- **Your instructions**
Scan the material and copy every line in which "política" appears.

***** Source data

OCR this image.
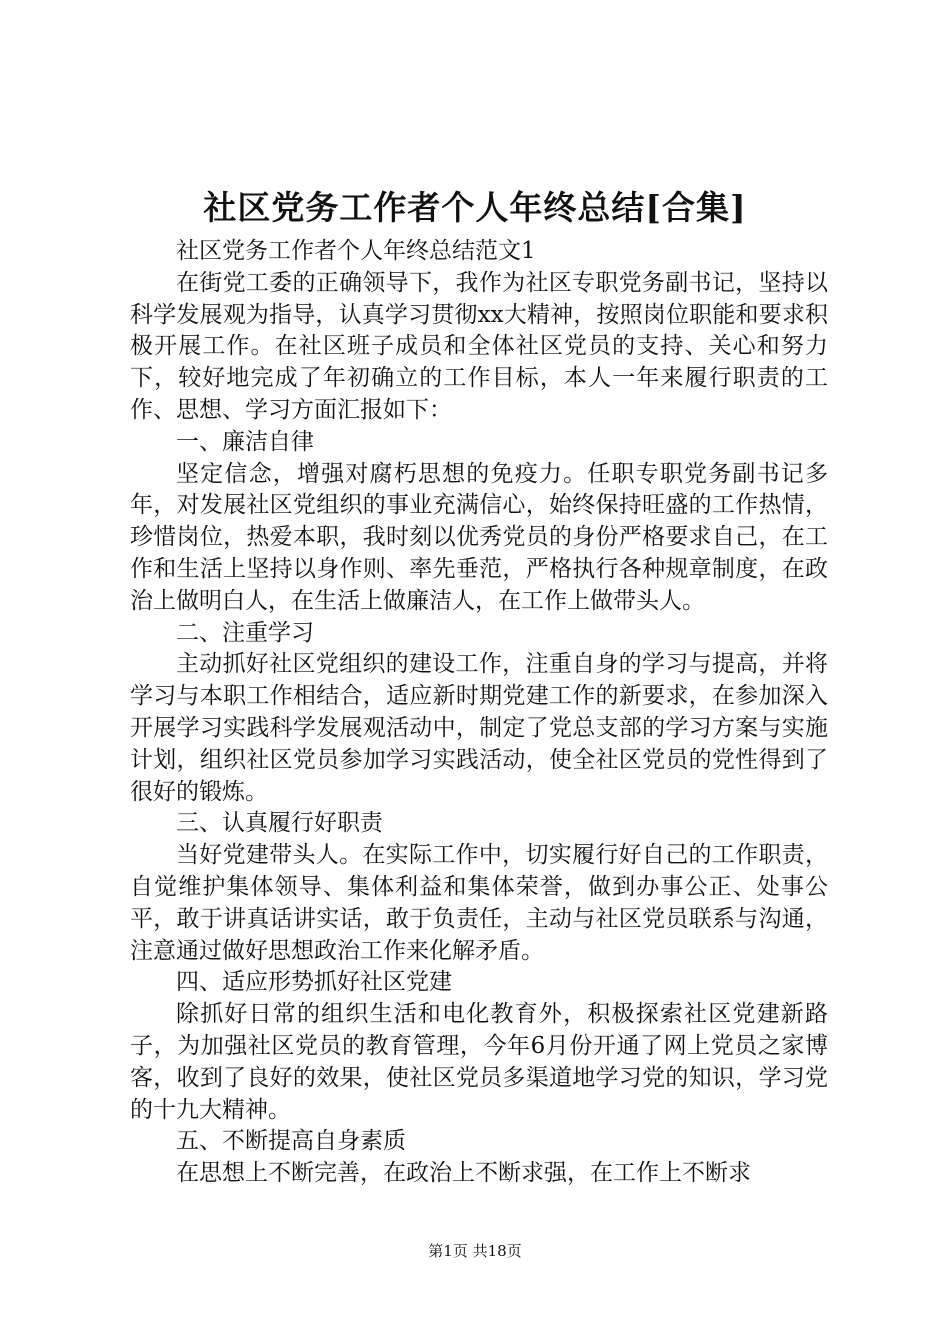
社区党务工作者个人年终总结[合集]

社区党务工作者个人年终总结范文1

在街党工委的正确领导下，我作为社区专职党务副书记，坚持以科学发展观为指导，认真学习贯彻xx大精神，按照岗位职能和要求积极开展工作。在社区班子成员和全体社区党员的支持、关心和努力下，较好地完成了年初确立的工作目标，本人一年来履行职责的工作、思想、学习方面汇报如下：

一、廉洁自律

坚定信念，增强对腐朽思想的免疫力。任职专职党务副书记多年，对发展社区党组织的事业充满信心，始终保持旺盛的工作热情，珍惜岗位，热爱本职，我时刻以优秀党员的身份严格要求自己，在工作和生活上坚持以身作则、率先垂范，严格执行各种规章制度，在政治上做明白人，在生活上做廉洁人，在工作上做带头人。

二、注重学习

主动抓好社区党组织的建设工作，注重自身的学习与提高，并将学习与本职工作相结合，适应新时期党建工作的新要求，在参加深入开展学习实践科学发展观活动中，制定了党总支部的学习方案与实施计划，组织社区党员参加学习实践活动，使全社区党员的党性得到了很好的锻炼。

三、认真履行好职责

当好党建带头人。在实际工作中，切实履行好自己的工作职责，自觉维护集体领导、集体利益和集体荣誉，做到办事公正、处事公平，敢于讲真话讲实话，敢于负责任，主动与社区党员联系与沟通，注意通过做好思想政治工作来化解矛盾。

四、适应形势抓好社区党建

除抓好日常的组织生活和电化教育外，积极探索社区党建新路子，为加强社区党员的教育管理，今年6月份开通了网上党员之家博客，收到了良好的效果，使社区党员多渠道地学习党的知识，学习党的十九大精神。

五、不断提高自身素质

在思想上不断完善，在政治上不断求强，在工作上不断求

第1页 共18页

**********
***** Source data

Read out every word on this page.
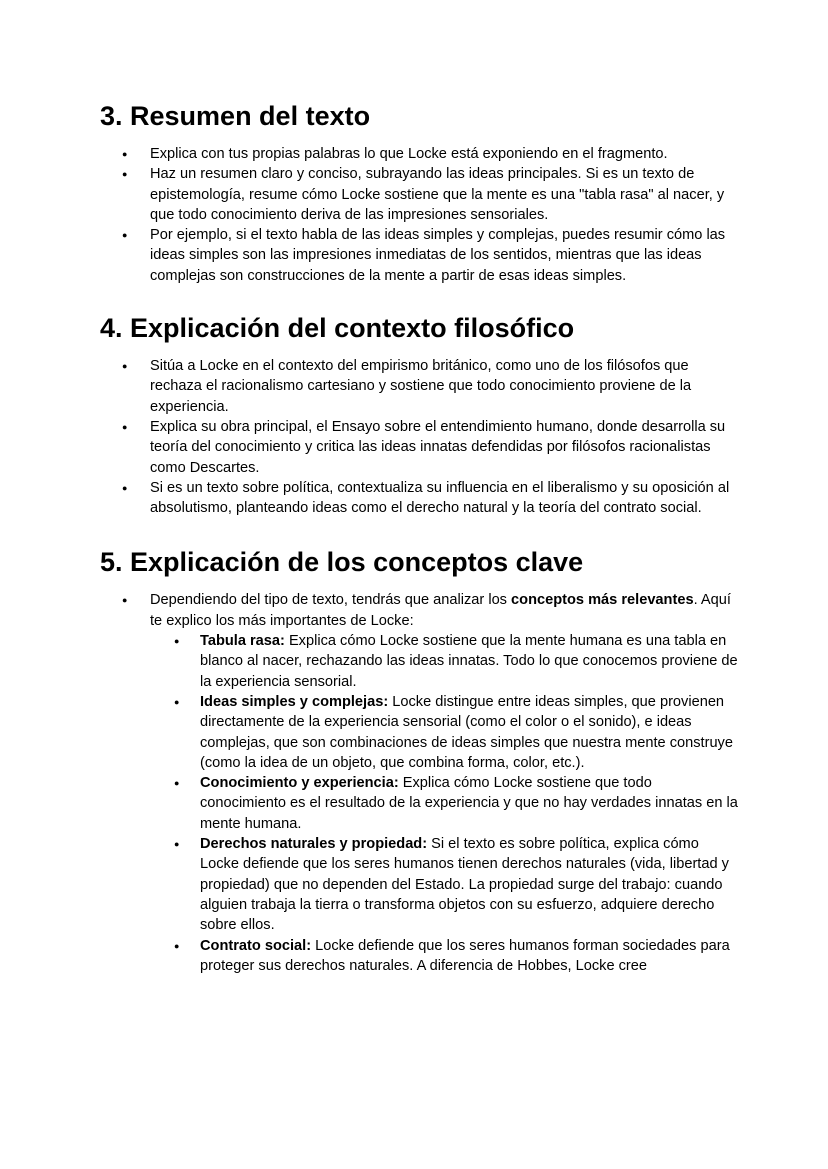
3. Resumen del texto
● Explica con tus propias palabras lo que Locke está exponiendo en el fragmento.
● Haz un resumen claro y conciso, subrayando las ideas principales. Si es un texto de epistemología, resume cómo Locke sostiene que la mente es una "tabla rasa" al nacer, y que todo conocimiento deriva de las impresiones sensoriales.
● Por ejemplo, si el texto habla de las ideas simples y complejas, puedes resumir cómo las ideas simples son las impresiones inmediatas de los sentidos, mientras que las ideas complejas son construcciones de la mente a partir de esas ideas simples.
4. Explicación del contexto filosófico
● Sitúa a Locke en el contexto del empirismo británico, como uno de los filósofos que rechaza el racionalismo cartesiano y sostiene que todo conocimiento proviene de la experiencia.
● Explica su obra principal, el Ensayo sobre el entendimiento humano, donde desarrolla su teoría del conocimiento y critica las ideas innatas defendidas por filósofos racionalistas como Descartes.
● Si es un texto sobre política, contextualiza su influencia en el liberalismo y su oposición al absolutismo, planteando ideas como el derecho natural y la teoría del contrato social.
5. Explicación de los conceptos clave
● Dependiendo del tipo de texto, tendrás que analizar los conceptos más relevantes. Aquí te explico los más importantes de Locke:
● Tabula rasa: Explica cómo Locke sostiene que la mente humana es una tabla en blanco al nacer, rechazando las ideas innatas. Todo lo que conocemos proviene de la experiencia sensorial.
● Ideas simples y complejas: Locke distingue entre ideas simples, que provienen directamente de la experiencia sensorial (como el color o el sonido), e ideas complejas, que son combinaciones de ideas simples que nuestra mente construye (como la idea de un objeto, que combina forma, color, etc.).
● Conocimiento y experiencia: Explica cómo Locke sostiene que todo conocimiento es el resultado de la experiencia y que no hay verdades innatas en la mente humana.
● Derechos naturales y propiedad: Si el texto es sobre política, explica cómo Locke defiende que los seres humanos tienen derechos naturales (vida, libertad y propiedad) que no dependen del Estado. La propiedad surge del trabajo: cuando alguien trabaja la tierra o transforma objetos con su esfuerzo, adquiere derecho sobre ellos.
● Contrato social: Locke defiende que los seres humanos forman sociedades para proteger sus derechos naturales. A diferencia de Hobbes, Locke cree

**********

- **Response to the exercise**
● Si es un texto sobre política, contextualiza su influencia en el liberalismo y su oposición al absolutismo, planteando ideas como el derecho natural y la teoría del contrato social.
● Derechos naturales y propiedad: Si el texto es sobre política, explica cómo Locke defiende que los seres humanos tienen derechos naturales (vida, libertad y propiedad) que no dependen del Estado. La propiedad surge del trabajo: cuando alguien trabaja la tierra o transforma objetos con su esfuerzo, adquiere derecho sobre ellos.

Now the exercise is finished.